_TASK INSTRUCTIONS:_
Reproduce the items from the first one through the line containing "x-tick-label: 2000 <box>652 568 678 577</box>", changing "legend-label" to "legend-entry" wherever it appears and keeping everything else the same. Return only those lines.
Start STORED DATA
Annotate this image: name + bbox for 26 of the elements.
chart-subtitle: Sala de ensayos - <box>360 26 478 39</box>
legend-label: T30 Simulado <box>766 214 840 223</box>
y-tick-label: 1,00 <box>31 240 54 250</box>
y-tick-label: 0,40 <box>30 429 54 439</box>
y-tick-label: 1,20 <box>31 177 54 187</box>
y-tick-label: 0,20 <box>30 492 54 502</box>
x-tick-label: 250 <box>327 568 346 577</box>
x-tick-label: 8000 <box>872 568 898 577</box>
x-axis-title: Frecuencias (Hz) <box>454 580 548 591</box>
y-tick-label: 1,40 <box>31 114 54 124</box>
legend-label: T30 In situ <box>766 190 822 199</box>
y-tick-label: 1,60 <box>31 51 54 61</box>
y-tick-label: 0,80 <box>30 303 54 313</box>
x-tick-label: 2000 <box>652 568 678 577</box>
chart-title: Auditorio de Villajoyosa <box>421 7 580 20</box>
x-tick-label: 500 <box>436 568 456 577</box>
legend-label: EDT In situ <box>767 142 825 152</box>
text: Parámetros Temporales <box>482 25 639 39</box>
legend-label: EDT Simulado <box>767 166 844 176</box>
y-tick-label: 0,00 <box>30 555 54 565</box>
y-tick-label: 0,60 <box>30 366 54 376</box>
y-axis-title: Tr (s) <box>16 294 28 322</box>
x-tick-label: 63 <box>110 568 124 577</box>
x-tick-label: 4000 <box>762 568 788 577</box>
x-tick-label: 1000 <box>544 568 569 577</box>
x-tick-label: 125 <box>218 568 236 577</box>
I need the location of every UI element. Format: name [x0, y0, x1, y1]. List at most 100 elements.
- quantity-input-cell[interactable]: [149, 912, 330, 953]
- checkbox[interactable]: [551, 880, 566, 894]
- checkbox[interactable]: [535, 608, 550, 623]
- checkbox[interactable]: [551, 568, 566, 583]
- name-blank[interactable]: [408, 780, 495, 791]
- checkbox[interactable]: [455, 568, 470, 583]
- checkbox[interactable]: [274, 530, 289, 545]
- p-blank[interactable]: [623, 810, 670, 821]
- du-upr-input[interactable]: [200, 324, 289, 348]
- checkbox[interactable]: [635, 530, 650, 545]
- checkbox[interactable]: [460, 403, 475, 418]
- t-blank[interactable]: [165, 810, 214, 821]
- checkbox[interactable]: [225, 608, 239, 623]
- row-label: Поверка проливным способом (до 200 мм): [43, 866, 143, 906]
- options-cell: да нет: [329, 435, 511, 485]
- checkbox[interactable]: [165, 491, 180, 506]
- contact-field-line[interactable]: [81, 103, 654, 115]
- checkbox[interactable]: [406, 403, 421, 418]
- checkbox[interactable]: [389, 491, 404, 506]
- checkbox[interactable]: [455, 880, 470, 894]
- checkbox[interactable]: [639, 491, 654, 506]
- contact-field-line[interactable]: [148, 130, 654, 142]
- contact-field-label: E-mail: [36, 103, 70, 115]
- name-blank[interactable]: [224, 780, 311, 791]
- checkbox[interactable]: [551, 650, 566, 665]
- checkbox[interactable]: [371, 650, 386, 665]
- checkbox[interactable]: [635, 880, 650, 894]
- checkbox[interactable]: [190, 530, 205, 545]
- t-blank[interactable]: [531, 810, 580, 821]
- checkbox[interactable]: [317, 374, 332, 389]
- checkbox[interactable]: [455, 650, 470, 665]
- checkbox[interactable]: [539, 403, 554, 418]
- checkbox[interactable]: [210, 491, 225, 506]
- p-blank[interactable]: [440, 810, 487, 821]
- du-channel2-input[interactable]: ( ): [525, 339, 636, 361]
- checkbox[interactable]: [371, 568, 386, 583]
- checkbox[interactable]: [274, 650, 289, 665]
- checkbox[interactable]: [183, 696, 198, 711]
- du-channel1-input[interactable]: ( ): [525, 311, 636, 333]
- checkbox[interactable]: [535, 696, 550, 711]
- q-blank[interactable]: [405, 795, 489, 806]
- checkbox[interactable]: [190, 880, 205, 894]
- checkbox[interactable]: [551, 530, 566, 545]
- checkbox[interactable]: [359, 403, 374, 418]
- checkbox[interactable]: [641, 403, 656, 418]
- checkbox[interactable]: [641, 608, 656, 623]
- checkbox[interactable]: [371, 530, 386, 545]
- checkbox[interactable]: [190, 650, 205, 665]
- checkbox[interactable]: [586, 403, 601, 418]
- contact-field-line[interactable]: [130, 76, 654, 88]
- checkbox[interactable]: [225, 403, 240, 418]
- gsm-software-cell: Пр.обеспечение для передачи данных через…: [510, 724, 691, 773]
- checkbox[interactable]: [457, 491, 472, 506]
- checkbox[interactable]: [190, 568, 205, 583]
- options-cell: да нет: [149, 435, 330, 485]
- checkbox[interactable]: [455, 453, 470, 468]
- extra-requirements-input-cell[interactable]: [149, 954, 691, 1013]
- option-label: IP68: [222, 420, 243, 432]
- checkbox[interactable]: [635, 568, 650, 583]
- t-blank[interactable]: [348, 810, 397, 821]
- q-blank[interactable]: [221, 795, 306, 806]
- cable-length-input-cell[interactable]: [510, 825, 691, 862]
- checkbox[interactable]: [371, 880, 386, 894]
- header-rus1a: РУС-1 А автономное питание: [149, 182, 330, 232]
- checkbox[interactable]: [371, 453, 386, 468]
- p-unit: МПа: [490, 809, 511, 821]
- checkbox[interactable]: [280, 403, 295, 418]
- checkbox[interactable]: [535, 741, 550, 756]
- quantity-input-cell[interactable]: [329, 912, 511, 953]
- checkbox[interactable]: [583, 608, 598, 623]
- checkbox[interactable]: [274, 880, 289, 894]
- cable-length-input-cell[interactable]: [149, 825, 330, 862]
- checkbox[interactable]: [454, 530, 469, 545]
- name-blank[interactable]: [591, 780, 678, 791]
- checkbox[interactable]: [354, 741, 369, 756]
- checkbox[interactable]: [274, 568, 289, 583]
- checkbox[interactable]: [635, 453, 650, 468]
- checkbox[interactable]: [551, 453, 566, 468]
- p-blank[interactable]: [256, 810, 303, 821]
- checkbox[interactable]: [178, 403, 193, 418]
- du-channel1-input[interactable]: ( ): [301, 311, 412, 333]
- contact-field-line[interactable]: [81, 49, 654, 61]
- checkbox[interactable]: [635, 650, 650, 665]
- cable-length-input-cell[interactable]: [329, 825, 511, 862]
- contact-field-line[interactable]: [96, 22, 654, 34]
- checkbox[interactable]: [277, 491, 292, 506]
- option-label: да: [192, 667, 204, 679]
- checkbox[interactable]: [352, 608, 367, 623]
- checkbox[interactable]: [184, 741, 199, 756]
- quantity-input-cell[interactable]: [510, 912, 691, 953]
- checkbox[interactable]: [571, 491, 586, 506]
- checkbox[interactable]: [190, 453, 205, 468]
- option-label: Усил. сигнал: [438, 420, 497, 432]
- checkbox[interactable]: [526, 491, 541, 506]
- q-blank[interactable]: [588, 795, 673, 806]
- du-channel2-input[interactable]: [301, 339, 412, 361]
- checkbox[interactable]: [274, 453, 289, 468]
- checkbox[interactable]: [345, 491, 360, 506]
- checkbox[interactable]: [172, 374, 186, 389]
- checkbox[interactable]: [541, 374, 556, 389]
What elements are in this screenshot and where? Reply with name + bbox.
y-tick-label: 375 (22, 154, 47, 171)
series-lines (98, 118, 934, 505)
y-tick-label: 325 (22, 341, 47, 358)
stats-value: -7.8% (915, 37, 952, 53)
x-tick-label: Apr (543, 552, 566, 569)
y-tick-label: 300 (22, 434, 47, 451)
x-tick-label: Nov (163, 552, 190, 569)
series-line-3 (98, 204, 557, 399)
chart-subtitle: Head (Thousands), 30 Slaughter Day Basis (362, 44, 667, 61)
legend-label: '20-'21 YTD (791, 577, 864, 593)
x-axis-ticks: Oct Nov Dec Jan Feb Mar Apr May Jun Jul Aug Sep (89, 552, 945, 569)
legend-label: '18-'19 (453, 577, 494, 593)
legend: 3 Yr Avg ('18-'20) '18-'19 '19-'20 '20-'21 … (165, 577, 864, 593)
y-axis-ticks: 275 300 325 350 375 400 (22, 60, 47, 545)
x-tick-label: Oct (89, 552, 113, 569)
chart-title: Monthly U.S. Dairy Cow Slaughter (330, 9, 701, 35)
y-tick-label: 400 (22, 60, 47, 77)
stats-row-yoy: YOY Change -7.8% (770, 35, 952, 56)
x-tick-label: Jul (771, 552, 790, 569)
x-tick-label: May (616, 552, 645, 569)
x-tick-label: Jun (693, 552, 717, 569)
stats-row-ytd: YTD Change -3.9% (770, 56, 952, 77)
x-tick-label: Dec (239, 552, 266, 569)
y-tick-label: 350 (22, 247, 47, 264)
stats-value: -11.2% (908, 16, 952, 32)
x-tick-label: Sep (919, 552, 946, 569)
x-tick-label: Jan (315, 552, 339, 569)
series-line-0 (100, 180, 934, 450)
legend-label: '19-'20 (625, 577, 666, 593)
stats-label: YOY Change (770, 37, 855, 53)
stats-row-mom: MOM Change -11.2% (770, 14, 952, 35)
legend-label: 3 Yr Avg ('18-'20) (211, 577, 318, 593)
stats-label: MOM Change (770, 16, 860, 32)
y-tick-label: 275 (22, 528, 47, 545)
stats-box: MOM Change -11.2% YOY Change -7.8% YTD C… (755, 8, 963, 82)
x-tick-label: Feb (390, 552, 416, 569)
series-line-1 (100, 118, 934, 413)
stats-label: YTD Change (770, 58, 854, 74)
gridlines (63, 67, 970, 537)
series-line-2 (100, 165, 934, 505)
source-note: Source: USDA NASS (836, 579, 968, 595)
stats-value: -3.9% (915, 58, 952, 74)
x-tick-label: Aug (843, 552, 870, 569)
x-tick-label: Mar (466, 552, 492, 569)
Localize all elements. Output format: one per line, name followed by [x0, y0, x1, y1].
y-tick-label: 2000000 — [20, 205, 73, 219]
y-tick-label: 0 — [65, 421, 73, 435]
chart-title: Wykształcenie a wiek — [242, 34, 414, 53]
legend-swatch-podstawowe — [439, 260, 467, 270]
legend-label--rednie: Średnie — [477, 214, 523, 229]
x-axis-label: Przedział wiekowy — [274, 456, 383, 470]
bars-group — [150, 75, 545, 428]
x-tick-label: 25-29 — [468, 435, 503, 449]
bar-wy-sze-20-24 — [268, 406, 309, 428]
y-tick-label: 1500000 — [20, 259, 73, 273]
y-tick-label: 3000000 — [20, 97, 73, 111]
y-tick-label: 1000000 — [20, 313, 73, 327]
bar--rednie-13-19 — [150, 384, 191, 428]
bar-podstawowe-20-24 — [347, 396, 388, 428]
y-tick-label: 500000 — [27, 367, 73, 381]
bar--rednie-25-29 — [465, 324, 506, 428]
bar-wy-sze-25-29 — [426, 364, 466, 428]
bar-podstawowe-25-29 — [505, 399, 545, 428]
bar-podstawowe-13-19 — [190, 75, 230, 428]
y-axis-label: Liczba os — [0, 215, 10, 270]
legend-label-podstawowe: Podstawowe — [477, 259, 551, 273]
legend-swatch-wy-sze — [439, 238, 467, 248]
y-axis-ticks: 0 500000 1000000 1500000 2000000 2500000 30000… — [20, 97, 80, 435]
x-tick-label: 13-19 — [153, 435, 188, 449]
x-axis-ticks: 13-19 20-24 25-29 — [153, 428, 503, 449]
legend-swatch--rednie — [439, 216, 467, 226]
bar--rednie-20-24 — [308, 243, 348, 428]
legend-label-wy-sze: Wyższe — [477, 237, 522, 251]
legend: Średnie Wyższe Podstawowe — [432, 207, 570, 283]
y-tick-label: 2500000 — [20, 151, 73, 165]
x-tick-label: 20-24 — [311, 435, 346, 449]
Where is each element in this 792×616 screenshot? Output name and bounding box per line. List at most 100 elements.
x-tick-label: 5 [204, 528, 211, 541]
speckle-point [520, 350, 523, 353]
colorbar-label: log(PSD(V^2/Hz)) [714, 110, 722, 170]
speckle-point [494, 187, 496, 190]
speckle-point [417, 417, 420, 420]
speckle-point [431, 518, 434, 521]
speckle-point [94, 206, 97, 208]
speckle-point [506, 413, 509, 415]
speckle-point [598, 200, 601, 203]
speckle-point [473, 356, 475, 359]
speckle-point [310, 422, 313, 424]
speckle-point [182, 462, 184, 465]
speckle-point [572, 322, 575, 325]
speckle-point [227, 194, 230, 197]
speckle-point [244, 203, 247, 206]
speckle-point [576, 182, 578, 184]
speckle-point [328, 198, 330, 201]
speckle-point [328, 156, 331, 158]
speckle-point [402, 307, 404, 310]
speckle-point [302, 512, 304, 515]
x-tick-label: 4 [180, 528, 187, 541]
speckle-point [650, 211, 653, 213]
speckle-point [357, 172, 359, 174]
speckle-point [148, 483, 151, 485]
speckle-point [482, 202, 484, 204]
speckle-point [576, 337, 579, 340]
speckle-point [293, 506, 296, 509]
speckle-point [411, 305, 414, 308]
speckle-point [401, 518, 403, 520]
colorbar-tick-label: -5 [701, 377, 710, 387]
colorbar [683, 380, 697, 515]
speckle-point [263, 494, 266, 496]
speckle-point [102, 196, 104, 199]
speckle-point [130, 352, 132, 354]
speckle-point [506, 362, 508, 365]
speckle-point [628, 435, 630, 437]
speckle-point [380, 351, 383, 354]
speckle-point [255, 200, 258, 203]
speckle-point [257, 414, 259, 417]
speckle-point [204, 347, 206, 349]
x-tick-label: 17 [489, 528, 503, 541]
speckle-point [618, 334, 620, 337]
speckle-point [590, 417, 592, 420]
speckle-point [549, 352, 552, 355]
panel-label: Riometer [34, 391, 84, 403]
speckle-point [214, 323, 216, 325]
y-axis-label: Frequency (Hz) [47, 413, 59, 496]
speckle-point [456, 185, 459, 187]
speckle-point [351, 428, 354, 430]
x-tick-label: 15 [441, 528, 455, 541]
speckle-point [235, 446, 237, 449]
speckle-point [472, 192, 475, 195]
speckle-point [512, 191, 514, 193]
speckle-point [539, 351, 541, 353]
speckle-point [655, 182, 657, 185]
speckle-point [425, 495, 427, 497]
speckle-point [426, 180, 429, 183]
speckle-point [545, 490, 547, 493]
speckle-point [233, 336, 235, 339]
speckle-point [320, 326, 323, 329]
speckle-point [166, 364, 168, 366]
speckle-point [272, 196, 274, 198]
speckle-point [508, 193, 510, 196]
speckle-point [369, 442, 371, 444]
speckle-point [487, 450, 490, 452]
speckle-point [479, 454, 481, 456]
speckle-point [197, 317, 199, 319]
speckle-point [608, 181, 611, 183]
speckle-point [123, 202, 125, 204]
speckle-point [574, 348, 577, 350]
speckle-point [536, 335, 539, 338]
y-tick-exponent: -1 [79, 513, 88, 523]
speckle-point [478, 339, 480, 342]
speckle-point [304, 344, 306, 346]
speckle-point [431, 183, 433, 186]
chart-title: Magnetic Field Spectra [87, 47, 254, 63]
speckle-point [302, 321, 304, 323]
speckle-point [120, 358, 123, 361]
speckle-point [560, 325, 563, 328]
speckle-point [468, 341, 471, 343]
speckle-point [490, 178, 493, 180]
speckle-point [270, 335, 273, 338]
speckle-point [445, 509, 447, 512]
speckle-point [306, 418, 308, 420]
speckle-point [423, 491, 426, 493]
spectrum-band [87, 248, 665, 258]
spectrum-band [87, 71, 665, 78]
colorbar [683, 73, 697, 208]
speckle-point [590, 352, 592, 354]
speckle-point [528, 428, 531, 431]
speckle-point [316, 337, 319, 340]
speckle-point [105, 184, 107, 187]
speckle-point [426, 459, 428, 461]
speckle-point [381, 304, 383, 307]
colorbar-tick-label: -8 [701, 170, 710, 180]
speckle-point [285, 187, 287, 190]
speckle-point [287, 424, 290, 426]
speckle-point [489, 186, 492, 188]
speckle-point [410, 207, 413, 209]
End STORED DATA
_SOLVED PROBLEM:_
Annotate this image: name + bbox for 26 of the elements.
chart-subtitle: Sala de ensayos - <box>360 26 478 39</box>
legend-entry: T30 Simulado <box>766 214 840 223</box>
y-tick-label: 1,00 <box>31 240 54 250</box>
y-tick-label: 0,40 <box>30 429 54 439</box>
y-tick-label: 1,20 <box>31 177 54 187</box>
y-tick-label: 0,20 <box>30 492 54 502</box>
x-tick-label: 250 <box>327 568 346 577</box>
x-tick-label: 8000 <box>872 568 898 577</box>
x-axis-title: Frecuencias (Hz) <box>454 580 548 591</box>
y-tick-label: 1,40 <box>31 114 54 124</box>
legend-entry: T30 In situ <box>766 190 822 199</box>
y-tick-label: 1,60 <box>31 51 54 61</box>
y-tick-label: 0,80 <box>30 303 54 313</box>
x-tick-label: 2000 <box>652 568 678 577</box>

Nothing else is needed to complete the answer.